**TO BE DONE**
Filter this material down to the lines that hold "color", copying each one.

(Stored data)

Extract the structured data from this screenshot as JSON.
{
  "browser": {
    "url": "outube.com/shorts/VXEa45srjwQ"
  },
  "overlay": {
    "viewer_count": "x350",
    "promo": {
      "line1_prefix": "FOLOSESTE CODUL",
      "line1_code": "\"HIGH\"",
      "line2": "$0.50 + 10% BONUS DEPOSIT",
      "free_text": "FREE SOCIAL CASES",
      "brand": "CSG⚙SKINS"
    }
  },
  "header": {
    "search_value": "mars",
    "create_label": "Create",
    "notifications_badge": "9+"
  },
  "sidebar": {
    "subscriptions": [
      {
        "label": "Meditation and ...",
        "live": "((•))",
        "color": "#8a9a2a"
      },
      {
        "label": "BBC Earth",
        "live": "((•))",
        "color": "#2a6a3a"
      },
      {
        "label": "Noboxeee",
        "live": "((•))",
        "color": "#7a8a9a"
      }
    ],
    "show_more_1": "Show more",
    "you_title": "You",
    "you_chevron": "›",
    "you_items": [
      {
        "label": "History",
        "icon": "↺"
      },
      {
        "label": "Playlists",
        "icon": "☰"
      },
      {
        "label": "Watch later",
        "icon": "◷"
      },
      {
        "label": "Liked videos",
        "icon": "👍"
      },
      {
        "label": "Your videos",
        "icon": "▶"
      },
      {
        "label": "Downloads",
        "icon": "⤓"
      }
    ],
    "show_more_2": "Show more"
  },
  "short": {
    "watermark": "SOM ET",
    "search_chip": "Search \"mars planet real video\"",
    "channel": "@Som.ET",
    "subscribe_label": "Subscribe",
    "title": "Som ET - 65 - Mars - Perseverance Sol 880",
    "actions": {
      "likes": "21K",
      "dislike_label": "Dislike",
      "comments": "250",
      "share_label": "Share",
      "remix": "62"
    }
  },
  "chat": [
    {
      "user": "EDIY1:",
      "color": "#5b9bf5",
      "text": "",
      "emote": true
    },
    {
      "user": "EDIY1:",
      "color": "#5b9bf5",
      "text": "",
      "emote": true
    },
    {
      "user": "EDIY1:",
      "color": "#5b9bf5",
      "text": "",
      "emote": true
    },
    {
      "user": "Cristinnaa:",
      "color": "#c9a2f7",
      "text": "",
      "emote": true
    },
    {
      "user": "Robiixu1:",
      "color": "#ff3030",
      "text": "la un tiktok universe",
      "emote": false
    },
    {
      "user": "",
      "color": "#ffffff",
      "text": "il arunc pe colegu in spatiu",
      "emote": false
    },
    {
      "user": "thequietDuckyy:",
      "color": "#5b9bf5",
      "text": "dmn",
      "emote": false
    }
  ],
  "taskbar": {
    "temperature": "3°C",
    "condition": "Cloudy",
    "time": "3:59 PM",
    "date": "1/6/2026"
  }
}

**RESULT OF THE EXERCISE**
        "color": "#8a9a2a"
        "color": "#2a6a3a"
        "color": "#7a8a9a"
      "color": "#5b9bf5",
      "color": "#5b9bf5",
      "color": "#5b9bf5",
      "color": "#c9a2f7",
      "color": "#ff3030",
      "color": "#ffffff",
      "color": "#5b9bf5",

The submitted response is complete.